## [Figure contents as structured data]
#####

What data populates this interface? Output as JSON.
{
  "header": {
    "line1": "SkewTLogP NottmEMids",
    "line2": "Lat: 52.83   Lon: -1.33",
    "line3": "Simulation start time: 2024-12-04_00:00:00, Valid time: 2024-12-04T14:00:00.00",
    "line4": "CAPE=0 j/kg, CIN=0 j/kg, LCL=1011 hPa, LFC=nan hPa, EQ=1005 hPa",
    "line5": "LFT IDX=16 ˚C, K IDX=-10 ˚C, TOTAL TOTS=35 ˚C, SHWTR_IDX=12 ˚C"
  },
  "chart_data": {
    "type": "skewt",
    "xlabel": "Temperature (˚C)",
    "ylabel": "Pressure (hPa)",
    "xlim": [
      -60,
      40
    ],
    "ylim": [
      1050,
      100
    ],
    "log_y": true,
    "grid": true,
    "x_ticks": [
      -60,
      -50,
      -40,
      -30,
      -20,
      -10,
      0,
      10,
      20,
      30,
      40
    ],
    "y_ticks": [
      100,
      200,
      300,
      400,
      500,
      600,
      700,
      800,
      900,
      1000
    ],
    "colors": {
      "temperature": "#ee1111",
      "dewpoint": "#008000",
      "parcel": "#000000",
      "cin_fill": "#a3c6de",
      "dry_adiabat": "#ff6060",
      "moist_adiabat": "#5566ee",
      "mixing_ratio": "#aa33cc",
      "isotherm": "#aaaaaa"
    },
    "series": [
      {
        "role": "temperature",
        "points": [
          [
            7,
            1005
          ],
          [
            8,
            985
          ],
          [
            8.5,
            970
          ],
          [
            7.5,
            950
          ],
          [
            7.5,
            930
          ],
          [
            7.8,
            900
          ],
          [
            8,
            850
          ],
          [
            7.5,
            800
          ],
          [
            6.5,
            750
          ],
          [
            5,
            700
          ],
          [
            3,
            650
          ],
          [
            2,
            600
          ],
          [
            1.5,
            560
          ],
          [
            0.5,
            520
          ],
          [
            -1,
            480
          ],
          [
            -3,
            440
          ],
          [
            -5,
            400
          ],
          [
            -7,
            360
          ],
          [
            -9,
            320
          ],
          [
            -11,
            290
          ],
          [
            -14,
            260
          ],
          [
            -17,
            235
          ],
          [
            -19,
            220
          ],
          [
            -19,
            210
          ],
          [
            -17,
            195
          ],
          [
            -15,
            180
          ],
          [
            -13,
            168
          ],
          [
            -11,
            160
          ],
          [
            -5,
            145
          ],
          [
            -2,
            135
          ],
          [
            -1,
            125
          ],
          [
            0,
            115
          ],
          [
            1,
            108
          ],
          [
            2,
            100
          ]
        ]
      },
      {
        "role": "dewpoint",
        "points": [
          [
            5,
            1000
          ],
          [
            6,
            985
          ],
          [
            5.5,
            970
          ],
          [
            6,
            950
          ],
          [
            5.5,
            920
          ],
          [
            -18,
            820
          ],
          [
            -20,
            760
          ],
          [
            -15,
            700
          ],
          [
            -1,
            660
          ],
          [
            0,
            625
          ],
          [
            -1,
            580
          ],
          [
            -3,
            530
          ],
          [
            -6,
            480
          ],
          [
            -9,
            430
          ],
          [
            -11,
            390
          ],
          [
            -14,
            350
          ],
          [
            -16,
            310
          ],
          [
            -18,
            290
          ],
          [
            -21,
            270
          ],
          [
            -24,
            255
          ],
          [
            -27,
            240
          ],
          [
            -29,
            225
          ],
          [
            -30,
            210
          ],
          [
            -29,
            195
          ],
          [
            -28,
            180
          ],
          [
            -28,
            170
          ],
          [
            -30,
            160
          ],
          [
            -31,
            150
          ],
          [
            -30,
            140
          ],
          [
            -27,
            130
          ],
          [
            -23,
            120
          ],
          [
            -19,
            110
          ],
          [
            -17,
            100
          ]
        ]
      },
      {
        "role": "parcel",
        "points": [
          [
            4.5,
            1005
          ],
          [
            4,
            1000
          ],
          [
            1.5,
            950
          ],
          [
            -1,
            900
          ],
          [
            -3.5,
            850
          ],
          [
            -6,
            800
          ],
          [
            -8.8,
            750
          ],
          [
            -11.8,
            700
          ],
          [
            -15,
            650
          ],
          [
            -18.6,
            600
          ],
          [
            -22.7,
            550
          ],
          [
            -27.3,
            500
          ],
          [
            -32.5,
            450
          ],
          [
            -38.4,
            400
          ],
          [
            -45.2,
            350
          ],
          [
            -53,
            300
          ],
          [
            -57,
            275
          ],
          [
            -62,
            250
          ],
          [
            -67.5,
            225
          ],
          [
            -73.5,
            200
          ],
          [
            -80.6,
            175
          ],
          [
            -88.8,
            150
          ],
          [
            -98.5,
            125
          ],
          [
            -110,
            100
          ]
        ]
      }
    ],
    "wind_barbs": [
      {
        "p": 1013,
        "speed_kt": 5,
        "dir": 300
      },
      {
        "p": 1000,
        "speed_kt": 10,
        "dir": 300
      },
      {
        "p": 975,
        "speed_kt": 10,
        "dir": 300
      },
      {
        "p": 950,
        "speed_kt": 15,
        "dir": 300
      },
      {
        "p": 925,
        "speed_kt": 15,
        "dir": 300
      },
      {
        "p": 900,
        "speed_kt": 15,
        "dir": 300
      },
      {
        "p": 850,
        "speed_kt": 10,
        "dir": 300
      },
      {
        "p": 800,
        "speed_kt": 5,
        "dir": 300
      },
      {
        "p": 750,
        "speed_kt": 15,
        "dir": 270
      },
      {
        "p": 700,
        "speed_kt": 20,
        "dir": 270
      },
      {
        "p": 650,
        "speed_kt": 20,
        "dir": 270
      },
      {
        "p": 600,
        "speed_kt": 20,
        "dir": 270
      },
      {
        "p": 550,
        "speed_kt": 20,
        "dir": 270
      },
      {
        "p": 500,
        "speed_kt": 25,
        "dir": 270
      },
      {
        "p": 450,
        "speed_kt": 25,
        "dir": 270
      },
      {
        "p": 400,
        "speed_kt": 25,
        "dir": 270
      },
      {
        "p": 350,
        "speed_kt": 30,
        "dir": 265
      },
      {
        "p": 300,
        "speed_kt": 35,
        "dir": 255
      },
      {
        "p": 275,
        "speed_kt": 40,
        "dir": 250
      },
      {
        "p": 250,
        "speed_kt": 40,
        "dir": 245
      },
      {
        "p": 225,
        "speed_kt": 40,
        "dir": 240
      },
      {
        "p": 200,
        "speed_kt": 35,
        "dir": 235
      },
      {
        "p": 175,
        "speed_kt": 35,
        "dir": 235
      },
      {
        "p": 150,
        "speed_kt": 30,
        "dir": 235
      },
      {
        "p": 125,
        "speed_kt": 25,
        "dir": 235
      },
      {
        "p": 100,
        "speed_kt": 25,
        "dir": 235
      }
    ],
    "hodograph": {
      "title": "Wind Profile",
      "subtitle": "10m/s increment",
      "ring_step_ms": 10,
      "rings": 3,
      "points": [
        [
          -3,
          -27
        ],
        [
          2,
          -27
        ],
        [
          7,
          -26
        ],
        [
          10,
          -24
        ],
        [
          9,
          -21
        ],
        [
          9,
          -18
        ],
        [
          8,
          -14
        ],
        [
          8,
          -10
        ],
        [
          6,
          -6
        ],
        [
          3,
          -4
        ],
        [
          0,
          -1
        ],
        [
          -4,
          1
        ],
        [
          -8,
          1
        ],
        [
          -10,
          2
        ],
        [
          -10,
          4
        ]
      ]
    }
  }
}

#####

All of the material above needs to be retyped word for word.

## [Correct output]
What data populates this interface? Output as JSON.
{
  "header": {
    "line1": "SkewTLogP NottmEMids",
    "line2": "Lat: 52.83   Lon: -1.33",
    "line3": "Simulation start time: 2024-12-04_00:00:00, Valid time: 2024-12-04T14:00:00.00",
    "line4": "CAPE=0 j/kg, CIN=0 j/kg, LCL=1011 hPa, LFC=nan hPa, EQ=1005 hPa",
    "line5": "LFT IDX=16 ˚C, K IDX=-10 ˚C, TOTAL TOTS=35 ˚C, SHWTR_IDX=12 ˚C"
  },
  "chart_data": {
    "type": "skewt",
    "xlabel": "Temperature (˚C)",
    "ylabel": "Pressure (hPa)",
    "xlim": [
      -60,
      40
    ],
    "ylim": [
      1050,
      100
    ],
    "log_y": true,
    "grid": true,
    "x_ticks": [
      -60,
      -50,
      -40,
      -30,
      -20,
      -10,
      0,
      10,
      20,
      30,
      40
    ],
    "y_ticks": [
      100,
      200,
      300,
      400,
      500,
      600,
      700,
      800,
      900,
      1000
    ],
    "colors": {
      "temperature": "#ee1111",
      "dewpoint": "#008000",
      "parcel": "#000000",
      "cin_fill": "#a3c6de",
      "dry_adiabat": "#ff6060",
      "moist_adiabat": "#5566ee",
      "mixing_ratio": "#aa33cc",
      "isotherm": "#aaaaaa"
    },
    "series": [
      {
        "role": "temperature",
        "points": [
          [
            7,
            1005
          ],
          [
            8,
            985
          ],
          [
            8.5,
            970
          ],
          [
            7.5,
            950
          ],
          [
            7.5,
            930
          ],
          [
            7.8,
            900
          ],
          [
            8,
            850
          ],
          [
            7.5,
            800
          ],
          [
            6.5,
            750
          ],
          [
            5,
            700
          ],
          [
            3,
            650
          ],
          [
            2,
            600
          ],
          [
            1.5,
            560
          ],
          [
            0.5,
            520
          ],
          [
            -1,
            480
          ],
          [
            -3,
            440
          ],
          [
            -5,
            400
          ],
          [
            -7,
            360
          ],
          [
            -9,
            320
          ],
          [
            -11,
            290
          ],
          [
            -14,
            260
          ],
          [
            -17,
            235
          ],
          [
            -19,
            220
          ],
          [
            -19,
            210
          ],
          [
            -17,
            195
          ],
          [
            -15,
            180
          ],
          [
            -13,
            168
          ],
          [
            -11,
            160
          ],
          [
            -5,
            145
          ],
          [
            -2,
            135
          ],
          [
            -1,
            125
          ],
          [
            0,
            115
          ],
          [
            1,
            108
          ],
          [
            2,
            100
          ]
        ]
      },
      {
        "role": "dewpoint",
        "points": [
          [
            5,
            1000
          ],
          [
            6,
            985
          ],
          [
            5.5,
            970
          ],
          [
            6,
            950
          ],
          [
            5.5,
            920
          ],
          [
            -18,
            820
          ],
          [
            -20,
            760
          ],
          [
            -15,
            700
          ],
          [
            -1,
            660
          ],
          [
            0,
            625
          ],
          [
            -1,
            580
          ],
          [
            -3,
            530
          ],
          [
            -6,
            480
          ],
          [
            -9,
            430
          ],
          [
            -11,
            390
          ],
          [
            -14,
            350
          ],
          [
            -16,
            310
          ],
          [
            -18,
            290
          ],
          [
            -21,
            270
          ],
          [
            -24,
            255
          ],
          [
            -27,
            240
          ],
          [
            -29,
            225
          ],
          [
            -30,
            210
          ],
          [
            -29,
            195
          ],
          [
            -28,
            180
          ],
          [
            -28,
            170
          ],
          [
            -30,
            160
          ],
          [
            -31,
            150
          ],
          [
            -30,
            140
          ],
          [
            -27,
            130
          ],
          [
            -23,
            120
          ],
          [
            -19,
            110
          ],
          [
            -17,
            100
          ]
        ]
      },
      {
        "role": "parcel",
        "points": [
          [
            4.5,
            1005
          ],
          [
            4,
            1000
          ],
          [
            1.5,
            950
          ],
          [
            -1,
            900
          ],
          [
            -3.5,
            850
          ],
          [
            -6,
            800
          ],
          [
            -8.8,
            750
          ],
          [
            -11.8,
            700
          ],
          [
            -15,
            650
          ],
          [
            -18.6,
            600
          ],
          [
            -22.7,
            550
          ],
          [
            -27.3,
            500
          ],
          [
            -32.5,
            450
          ],
          [
            -38.4,
            400
          ],
          [
            -45.2,
            350
          ],
          [
            -53,
            300
          ],
          [
            -57,
            275
          ],
          [
            -62,
            250
          ],
          [
            -67.5,
            225
          ],
          [
            -73.5,
            200
          ],
          [
            -80.6,
            175
          ],
          [
            -88.8,
            150
          ],
          [
            -98.5,
            125
          ],
          [
            -110,
            100
          ]
        ]
      }
    ],
    "wind_barbs": [
      {
        "p": 1013,
        "speed_kt": 5,
        "dir": 300
      },
      {
        "p": 1000,
        "speed_kt": 10,
        "dir": 300
      },
      {
        "p": 975,
        "speed_kt": 10,
        "dir": 300
      },
      {
        "p": 950,
        "speed_kt": 15,
        "dir": 300
      },
      {
        "p": 925,
        "speed_kt": 15,
        "dir": 300
      },
      {
        "p": 900,
        "speed_kt": 15,
        "dir": 300
      },
      {
        "p": 850,
        "speed_kt": 10,
        "dir": 300
      },
      {
        "p": 800,
        "speed_kt": 5,
        "dir": 300
      },
      {
        "p": 750,
        "speed_kt": 15,
        "dir": 270
      },
      {
        "p": 700,
        "speed_kt": 20,
        "dir": 270
      },
      {
        "p": 650,
        "speed_kt": 20,
        "dir": 270
      },
      {
        "p": 600,
        "speed_kt": 20,
        "dir": 270
      },
      {
        "p": 550,
        "speed_kt": 20,
        "dir": 270
      },
      {
        "p": 500,
        "speed_kt": 25,
        "dir": 270
      },
      {
        "p": 450,
        "speed_kt": 25,
        "dir": 270
      },
      {
        "p": 400,
        "speed_kt": 25,
        "dir": 270
      },
      {
        "p": 350,
        "speed_kt": 30,
        "dir": 265
      },
      {
        "p": 300,
        "speed_kt": 35,
        "dir": 255
      },
      {
        "p": 275,
        "speed_kt": 40,
        "dir": 250
      },
      {
        "p": 250,
        "speed_kt": 40,
        "dir": 245
      },
      {
        "p": 225,
        "speed_kt": 40,
        "dir": 240
      },
      {
        "p": 200,
        "speed_kt": 35,
        "dir": 235
      },
      {
        "p": 175,
        "speed_kt": 35,
        "dir": 235
      },
      {
        "p": 150,
        "speed_kt": 30,
        "dir": 235
      },
      {
        "p": 125,
        "speed_kt": 25,
        "dir": 235
      },
      {
        "p": 100,
        "speed_kt": 25,
        "dir": 235
      }
    ],
    "hodograph": {
      "title": "Wind Profile",
      "subtitle": "10m/s increment",
      "ring_step_ms": 10,
      "rings": 3,
      "points": [
        [
          -3,
          -27
        ],
        [
          2,
          -27
        ],
        [
          7,
          -26
        ],
        [
          10,
          -24
        ],
        [
          9,
          -21
        ],
        [
          9,
          -18
        ],
        [
          8,
          -14
        ],
        [
          8,
          -10
        ],
        [
          6,
          -6
        ],
        [
          3,
          -4
        ],
        [
          0,
          -1
        ],
        [
          -4,
          1
        ],
        [
          -8,
          1
        ],
        [
          -10,
          2
        ],
        [
          -10,
          4
        ]
      ]
    }
  }
}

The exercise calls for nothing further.